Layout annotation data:
•••••

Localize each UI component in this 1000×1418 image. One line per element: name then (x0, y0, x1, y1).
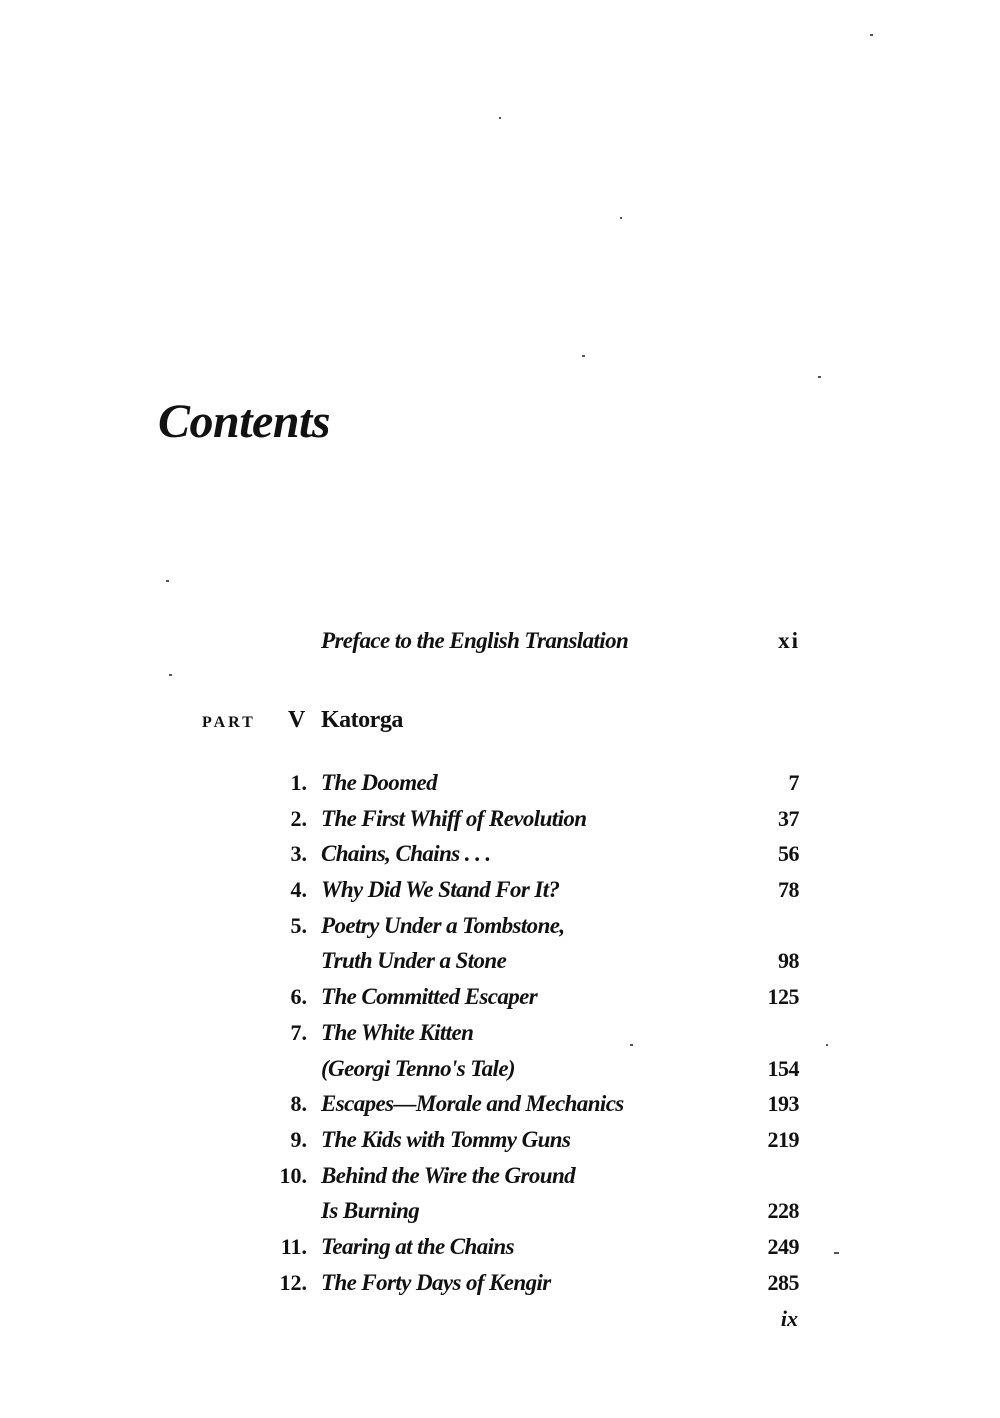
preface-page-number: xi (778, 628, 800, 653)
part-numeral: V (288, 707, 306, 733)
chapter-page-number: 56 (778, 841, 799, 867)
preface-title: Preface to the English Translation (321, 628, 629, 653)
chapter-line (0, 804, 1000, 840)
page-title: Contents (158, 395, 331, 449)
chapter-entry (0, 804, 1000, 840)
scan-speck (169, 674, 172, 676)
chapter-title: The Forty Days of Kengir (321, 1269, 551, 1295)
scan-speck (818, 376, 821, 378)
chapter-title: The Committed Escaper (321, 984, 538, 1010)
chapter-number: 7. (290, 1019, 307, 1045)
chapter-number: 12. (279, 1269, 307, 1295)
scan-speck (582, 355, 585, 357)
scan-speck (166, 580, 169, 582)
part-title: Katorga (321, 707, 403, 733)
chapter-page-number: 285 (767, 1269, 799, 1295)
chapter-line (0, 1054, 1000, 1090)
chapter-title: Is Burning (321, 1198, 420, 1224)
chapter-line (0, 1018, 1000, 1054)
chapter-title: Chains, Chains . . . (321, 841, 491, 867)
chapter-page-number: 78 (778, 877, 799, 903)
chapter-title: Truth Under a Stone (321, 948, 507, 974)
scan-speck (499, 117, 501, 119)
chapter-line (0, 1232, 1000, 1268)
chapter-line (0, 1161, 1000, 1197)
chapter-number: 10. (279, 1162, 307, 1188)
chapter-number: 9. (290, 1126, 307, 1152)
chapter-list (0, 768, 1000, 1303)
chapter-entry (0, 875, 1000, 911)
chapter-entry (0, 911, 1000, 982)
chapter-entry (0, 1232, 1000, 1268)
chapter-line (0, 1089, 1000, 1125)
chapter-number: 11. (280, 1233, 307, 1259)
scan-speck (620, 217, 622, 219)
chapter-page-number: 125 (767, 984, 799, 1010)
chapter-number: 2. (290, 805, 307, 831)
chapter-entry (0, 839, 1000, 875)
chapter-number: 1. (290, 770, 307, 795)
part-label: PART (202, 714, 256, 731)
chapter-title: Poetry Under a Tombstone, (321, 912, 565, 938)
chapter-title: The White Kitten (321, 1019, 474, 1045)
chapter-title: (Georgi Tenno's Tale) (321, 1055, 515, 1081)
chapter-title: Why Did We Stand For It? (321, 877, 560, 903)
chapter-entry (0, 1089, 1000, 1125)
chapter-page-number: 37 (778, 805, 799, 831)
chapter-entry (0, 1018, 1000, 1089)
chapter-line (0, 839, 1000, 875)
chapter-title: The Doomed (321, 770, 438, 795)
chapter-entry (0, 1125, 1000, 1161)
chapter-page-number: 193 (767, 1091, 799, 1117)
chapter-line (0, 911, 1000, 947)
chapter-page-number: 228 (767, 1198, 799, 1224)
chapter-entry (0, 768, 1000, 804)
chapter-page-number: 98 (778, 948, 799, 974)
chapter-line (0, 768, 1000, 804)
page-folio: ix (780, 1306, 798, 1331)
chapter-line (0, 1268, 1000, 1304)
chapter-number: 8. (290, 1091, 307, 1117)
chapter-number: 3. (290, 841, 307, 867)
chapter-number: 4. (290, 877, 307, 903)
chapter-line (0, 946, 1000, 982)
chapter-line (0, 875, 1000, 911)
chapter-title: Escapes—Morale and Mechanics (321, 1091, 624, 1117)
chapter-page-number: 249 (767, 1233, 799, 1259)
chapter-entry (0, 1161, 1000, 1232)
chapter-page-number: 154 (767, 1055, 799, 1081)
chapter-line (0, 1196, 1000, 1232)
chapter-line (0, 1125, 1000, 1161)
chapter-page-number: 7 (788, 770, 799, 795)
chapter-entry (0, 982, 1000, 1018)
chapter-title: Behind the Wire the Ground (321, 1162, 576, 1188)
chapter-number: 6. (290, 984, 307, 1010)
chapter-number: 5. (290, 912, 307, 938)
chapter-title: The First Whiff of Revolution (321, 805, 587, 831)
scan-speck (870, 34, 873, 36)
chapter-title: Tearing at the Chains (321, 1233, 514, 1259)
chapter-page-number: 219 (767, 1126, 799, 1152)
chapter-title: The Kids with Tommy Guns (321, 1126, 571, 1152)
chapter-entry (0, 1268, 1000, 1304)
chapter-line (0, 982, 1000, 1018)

•••••

# [AIM OF THE TASK]
Can you write out all the items above again with "scan-speck" replaced by "scan-dot" and nothing else changed, omitting the pictures?

# [REPLY]
Localize each UI component in this 1000×1418 image. One line per element: name then (x0, y0, x1, y1).
preface-page-number: xi (778, 628, 800, 653)
part-numeral: V (288, 707, 306, 733)
chapter-page-number: 56 (778, 841, 799, 867)
preface-title: Preface to the English Translation (321, 628, 629, 653)
chapter-line (0, 804, 1000, 840)
page-title: Contents (158, 395, 331, 449)
chapter-entry (0, 804, 1000, 840)
scan-dot (169, 674, 172, 676)
chapter-title: The Forty Days of Kengir (321, 1269, 551, 1295)
scan-dot (818, 376, 821, 378)
chapter-title: The Committed Escaper (321, 984, 538, 1010)
chapter-number: 7. (290, 1019, 307, 1045)
chapter-number: 12. (279, 1269, 307, 1295)
scan-dot (582, 355, 585, 357)
scan-dot (166, 580, 169, 582)
part-title: Katorga (321, 707, 403, 733)
chapter-page-number: 285 (767, 1269, 799, 1295)
chapter-line (0, 1054, 1000, 1090)
chapter-title: Is Burning (321, 1198, 420, 1224)
chapter-line (0, 1018, 1000, 1054)
chapter-title: Chains, Chains . . . (321, 841, 491, 867)
chapter-page-number: 78 (778, 877, 799, 903)
chapter-title: Truth Under a Stone (321, 948, 507, 974)
scan-dot (499, 117, 501, 119)
chapter-line (0, 1232, 1000, 1268)
chapter-line (0, 1161, 1000, 1197)
chapter-number: 10. (279, 1162, 307, 1188)
chapter-number: 9. (290, 1126, 307, 1152)
chapter-list (0, 768, 1000, 1303)
chapter-entry (0, 875, 1000, 911)
chapter-entry (0, 911, 1000, 982)
chapter-entry (0, 1232, 1000, 1268)
chapter-line (0, 1089, 1000, 1125)
chapter-number: 11. (280, 1233, 307, 1259)
scan-dot (620, 217, 622, 219)
chapter-page-number: 125 (767, 984, 799, 1010)
chapter-number: 2. (290, 805, 307, 831)
chapter-entry (0, 839, 1000, 875)
chapter-number: 1. (290, 770, 307, 795)
part-label: PART (202, 714, 256, 731)
chapter-title: Poetry Under a Tombstone, (321, 912, 565, 938)
chapter-title: The White Kitten (321, 1019, 474, 1045)
chapter-title: (Georgi Tenno's Tale) (321, 1055, 515, 1081)
chapter-title: Why Did We Stand For It? (321, 877, 560, 903)
chapter-entry (0, 1089, 1000, 1125)
chapter-page-number: 37 (778, 805, 799, 831)
chapter-entry (0, 1018, 1000, 1089)
chapter-line (0, 839, 1000, 875)
chapter-title: The Doomed (321, 770, 438, 795)
chapter-entry (0, 1125, 1000, 1161)
chapter-page-number: 193 (767, 1091, 799, 1117)
chapter-line (0, 911, 1000, 947)
chapter-page-number: 228 (767, 1198, 799, 1224)
chapter-entry (0, 768, 1000, 804)
chapter-page-number: 98 (778, 948, 799, 974)
chapter-line (0, 768, 1000, 804)
page-folio: ix (780, 1306, 798, 1331)
chapter-line (0, 1268, 1000, 1304)
chapter-number: 8. (290, 1091, 307, 1117)
chapter-number: 3. (290, 841, 307, 867)
chapter-number: 4. (290, 877, 307, 903)
chapter-line (0, 946, 1000, 982)
chapter-line (0, 875, 1000, 911)
chapter-title: Escapes—Morale and Mechanics (321, 1091, 624, 1117)
chapter-page-number: 249 (767, 1233, 799, 1259)
chapter-entry (0, 1161, 1000, 1232)
chapter-page-number: 154 (767, 1055, 799, 1081)
chapter-line (0, 1196, 1000, 1232)
chapter-line (0, 1125, 1000, 1161)
chapter-page-number: 7 (788, 770, 799, 795)
chapter-entry (0, 982, 1000, 1018)
chapter-title: Behind the Wire the Ground (321, 1162, 576, 1188)
chapter-number: 6. (290, 984, 307, 1010)
chapter-number: 5. (290, 912, 307, 938)
chapter-title: The First Whiff of Revolution (321, 805, 587, 831)
scan-dot (870, 34, 873, 36)
chapter-title: Tearing at the Chains (321, 1233, 514, 1259)
chapter-page-number: 219 (767, 1126, 799, 1152)
chapter-title: The Kids with Tommy Guns (321, 1126, 571, 1152)
chapter-entry (0, 1268, 1000, 1304)
chapter-line (0, 982, 1000, 1018)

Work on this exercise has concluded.